Objective |
Repeat each entry as written and leave the images out of the copy.

Extracted data entries
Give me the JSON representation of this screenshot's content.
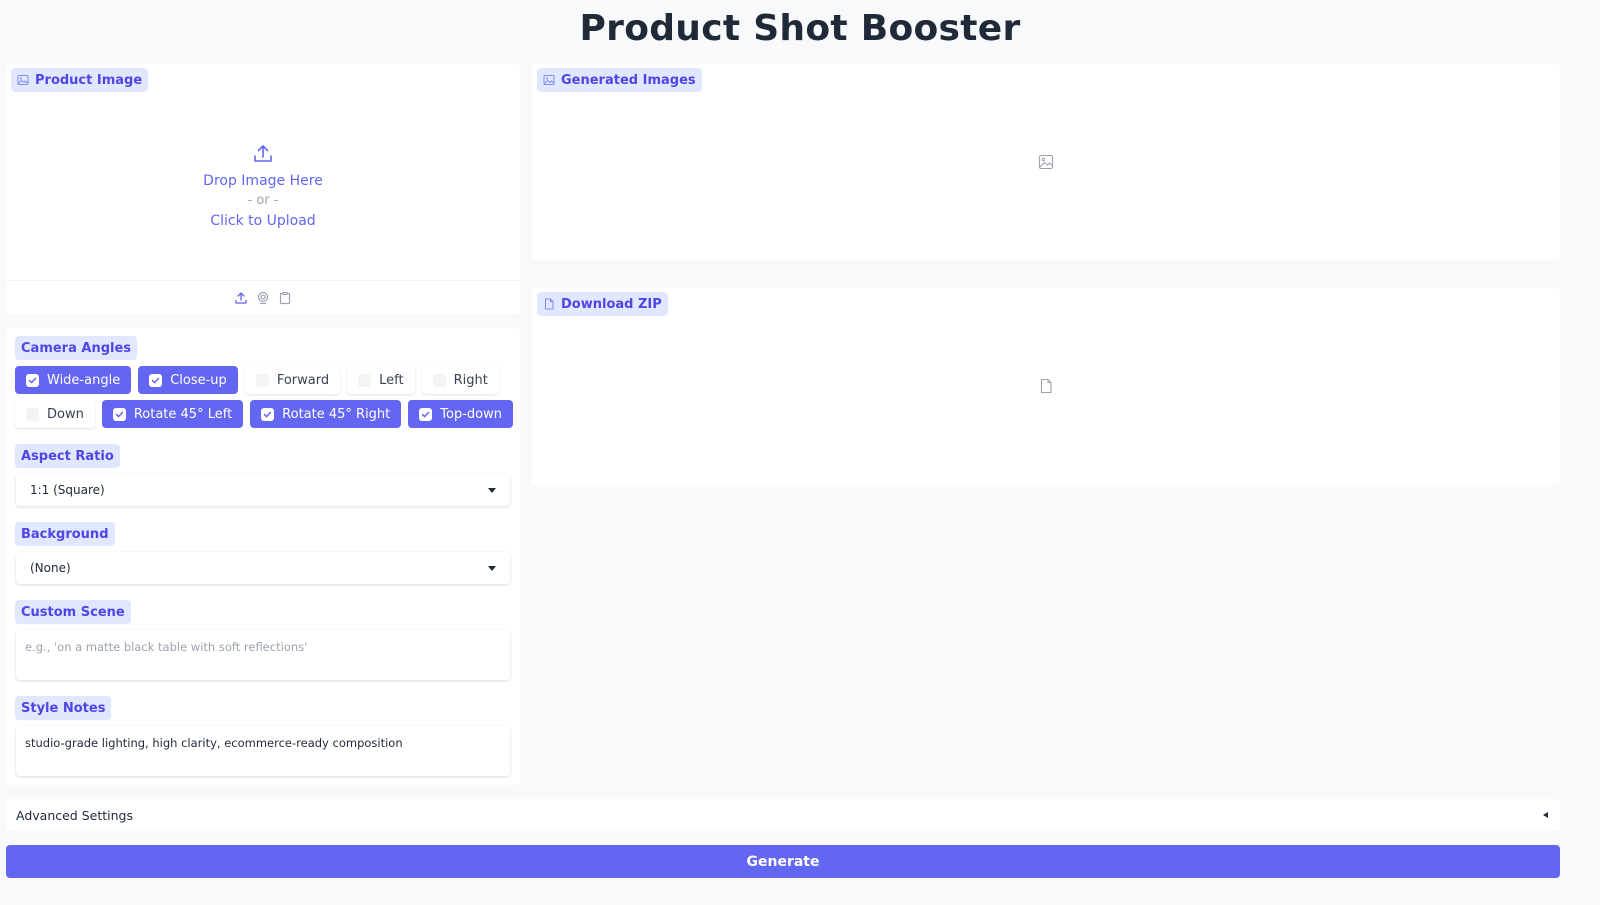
{
  "app": {
    "title": "Product Shot Booster"
  },
  "product_image": {
    "label": "Product Image",
    "drop_text": "Drop Image Here",
    "or_text": "- or -",
    "click_text": "Click to Upload"
  },
  "controls": {
    "camera_angles": {
      "label": "Camera Angles",
      "options": [
        {
          "label": "Wide-angle",
          "checked": true
        },
        {
          "label": "Close-up",
          "checked": true
        },
        {
          "label": "Forward",
          "checked": false
        },
        {
          "label": "Left",
          "checked": false
        },
        {
          "label": "Right",
          "checked": false
        },
        {
          "label": "Down",
          "checked": false
        },
        {
          "label": "Rotate 45° Left",
          "checked": true
        },
        {
          "label": "Rotate 45° Right",
          "checked": true
        },
        {
          "label": "Top-down",
          "checked": true
        }
      ]
    },
    "aspect_ratio": {
      "label": "Aspect Ratio",
      "value": "1:1 (Square)"
    },
    "background": {
      "label": "Background",
      "value": "(None)"
    },
    "custom_scene": {
      "label": "Custom Scene",
      "value": "",
      "placeholder": "e.g., 'on a matte black table with soft reflections'"
    },
    "style_notes": {
      "label": "Style Notes",
      "value": "studio-grade lighting, high clarity, ecommerce-ready composition"
    }
  },
  "output": {
    "generated_label": "Generated Images",
    "download_label": "Download ZIP"
  },
  "advanced": {
    "label": "Advanced Settings"
  },
  "actions": {
    "generate_label": "Generate"
  },
  "colors": {
    "accent": "#6366f1",
    "badge_bg": "#e0e7ff",
    "badge_text": "#4f46e5",
    "page_bg": "#f8f9fb"
  },
  "icons": {
    "image_label_icon": "image-icon",
    "file_label_icon": "file-icon",
    "upload_icon": "upload-icon",
    "webcam_icon": "webcam-icon",
    "clipboard_icon": "clipboard-icon",
    "check_icon": "check-icon"
  }
}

Output for this exercise |
Give me the JSON representation of this screenshot's content.
{
  "app": {
    "title": "Product Shot Booster"
  },
  "product_image": {
    "label": "Product Image",
    "drop_text": "Drop Image Here",
    "or_text": "- or -",
    "click_text": "Click to Upload"
  },
  "controls": {
    "camera_angles": {
      "label": "Camera Angles",
      "options": [
        {
          "label": "Wide-angle",
          "checked": true
        },
        {
          "label": "Close-up",
          "checked": true
        },
        {
          "label": "Forward",
          "checked": false
        },
        {
          "label": "Left",
          "checked": false
        },
        {
          "label": "Right",
          "checked": false
        },
        {
          "label": "Down",
          "checked": false
        },
        {
          "label": "Rotate 45° Left",
          "checked": true
        },
        {
          "label": "Rotate 45° Right",
          "checked": true
        },
        {
          "label": "Top-down",
          "checked": true
        }
      ]
    },
    "aspect_ratio": {
      "label": "Aspect Ratio",
      "value": "1:1 (Square)"
    },
    "background": {
      "label": "Background",
      "value": "(None)"
    },
    "custom_scene": {
      "label": "Custom Scene",
      "value": "",
      "placeholder": "e.g., 'on a matte black table with soft reflections'"
    },
    "style_notes": {
      "label": "Style Notes",
      "value": "studio-grade lighting, high clarity, ecommerce-ready composition"
    }
  },
  "output": {
    "generated_label": "Generated Images",
    "download_label": "Download ZIP"
  },
  "advanced": {
    "label": "Advanced Settings"
  },
  "actions": {
    "generate_label": "Generate"
  },
  "colors": {
    "accent": "#6366f1",
    "badge_bg": "#e0e7ff",
    "badge_text": "#4f46e5",
    "page_bg": "#f8f9fb"
  },
  "icons": {
    "image_label_icon": "image-icon",
    "file_label_icon": "file-icon",
    "upload_icon": "upload-icon",
    "webcam_icon": "webcam-icon",
    "clipboard_icon": "clipboard-icon",
    "check_icon": "check-icon"
  }
}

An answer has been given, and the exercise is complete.